- [EXCERPTED DATA]:
################

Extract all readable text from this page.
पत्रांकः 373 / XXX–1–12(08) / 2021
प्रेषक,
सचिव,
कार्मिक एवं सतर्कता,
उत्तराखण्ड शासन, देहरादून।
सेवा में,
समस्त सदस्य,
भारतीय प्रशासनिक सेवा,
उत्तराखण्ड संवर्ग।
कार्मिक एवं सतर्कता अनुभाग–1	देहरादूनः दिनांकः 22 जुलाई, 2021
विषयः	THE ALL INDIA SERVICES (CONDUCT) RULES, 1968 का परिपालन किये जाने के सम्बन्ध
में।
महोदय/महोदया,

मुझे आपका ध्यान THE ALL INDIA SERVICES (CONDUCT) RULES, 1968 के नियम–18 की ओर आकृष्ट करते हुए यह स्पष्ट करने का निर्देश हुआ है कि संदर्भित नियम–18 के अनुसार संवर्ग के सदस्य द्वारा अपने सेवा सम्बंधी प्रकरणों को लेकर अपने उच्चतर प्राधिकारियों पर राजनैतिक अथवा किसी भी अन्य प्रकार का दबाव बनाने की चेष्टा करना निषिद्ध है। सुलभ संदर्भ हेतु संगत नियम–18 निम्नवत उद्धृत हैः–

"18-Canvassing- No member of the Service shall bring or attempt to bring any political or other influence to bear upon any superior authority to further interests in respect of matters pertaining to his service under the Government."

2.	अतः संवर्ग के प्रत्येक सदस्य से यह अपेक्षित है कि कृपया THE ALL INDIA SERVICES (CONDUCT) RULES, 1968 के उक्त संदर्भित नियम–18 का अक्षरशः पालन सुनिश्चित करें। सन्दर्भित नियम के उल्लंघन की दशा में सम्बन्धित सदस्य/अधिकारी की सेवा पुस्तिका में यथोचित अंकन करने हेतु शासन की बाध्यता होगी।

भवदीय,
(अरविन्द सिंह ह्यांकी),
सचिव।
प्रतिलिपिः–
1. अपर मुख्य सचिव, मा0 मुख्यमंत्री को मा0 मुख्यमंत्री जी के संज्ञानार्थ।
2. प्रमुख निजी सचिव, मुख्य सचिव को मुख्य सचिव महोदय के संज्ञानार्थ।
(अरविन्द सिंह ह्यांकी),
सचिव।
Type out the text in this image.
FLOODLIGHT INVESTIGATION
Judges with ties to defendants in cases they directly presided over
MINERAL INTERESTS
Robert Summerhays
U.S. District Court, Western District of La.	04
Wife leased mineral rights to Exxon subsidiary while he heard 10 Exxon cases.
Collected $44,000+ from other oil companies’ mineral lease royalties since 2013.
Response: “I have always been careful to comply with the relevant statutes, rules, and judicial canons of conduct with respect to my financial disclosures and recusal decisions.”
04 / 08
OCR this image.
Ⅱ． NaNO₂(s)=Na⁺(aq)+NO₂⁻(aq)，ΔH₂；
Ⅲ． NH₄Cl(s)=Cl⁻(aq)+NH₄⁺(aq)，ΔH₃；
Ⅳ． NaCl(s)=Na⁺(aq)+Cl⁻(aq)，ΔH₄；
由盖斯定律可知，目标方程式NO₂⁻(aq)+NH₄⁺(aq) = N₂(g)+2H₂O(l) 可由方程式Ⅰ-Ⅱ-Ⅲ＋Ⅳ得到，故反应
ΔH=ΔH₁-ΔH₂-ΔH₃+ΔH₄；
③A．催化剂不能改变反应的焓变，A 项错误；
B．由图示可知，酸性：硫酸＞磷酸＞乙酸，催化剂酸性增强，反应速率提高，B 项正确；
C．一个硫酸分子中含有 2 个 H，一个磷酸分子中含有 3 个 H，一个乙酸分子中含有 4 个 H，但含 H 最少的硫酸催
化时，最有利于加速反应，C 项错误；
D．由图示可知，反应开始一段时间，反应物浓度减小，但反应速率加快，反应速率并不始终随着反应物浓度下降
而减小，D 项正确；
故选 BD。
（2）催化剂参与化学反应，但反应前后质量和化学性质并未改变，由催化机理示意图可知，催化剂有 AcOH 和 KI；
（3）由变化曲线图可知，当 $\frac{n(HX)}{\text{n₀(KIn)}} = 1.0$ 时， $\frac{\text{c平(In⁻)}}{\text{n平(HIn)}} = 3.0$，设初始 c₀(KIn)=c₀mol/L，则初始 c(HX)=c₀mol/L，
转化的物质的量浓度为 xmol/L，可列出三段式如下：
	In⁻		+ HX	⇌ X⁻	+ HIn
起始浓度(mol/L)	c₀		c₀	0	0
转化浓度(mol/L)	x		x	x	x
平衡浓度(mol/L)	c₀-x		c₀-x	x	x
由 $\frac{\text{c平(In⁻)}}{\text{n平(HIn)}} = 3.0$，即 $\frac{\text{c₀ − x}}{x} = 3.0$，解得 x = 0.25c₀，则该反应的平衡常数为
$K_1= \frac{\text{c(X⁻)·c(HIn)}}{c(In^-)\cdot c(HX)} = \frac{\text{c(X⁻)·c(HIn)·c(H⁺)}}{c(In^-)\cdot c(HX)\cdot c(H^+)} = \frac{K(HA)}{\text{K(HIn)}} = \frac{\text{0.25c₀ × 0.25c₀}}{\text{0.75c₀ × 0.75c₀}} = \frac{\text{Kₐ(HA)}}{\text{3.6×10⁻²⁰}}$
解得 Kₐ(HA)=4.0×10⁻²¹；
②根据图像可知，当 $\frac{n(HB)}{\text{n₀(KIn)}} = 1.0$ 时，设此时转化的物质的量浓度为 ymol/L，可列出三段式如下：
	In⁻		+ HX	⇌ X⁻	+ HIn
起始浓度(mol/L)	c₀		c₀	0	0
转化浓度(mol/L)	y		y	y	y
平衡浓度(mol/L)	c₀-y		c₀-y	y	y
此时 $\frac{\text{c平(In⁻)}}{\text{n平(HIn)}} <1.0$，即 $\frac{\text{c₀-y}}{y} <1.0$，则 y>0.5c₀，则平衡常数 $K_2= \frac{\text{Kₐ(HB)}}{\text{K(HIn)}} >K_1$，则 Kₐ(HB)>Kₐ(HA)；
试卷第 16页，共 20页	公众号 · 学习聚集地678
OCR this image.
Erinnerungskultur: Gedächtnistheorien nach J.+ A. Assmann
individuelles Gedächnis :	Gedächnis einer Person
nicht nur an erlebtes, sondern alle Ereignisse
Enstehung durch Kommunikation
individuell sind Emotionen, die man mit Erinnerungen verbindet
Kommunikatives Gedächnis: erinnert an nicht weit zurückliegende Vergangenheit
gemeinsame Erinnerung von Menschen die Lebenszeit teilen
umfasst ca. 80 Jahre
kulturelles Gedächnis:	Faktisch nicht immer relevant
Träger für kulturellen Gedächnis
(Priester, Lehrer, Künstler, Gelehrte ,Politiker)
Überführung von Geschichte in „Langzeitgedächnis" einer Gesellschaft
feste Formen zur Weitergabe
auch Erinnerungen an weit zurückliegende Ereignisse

################

- [YOUR INSTRUCTIONS]: Pick out and copy the lines of the material that include the word "Ereignisse".

- [FULL ANSWER]:
nicht nur an erlebtes, sondern alle Ereignisse
auch Erinnerungen an weit zurückliegende Ereignisse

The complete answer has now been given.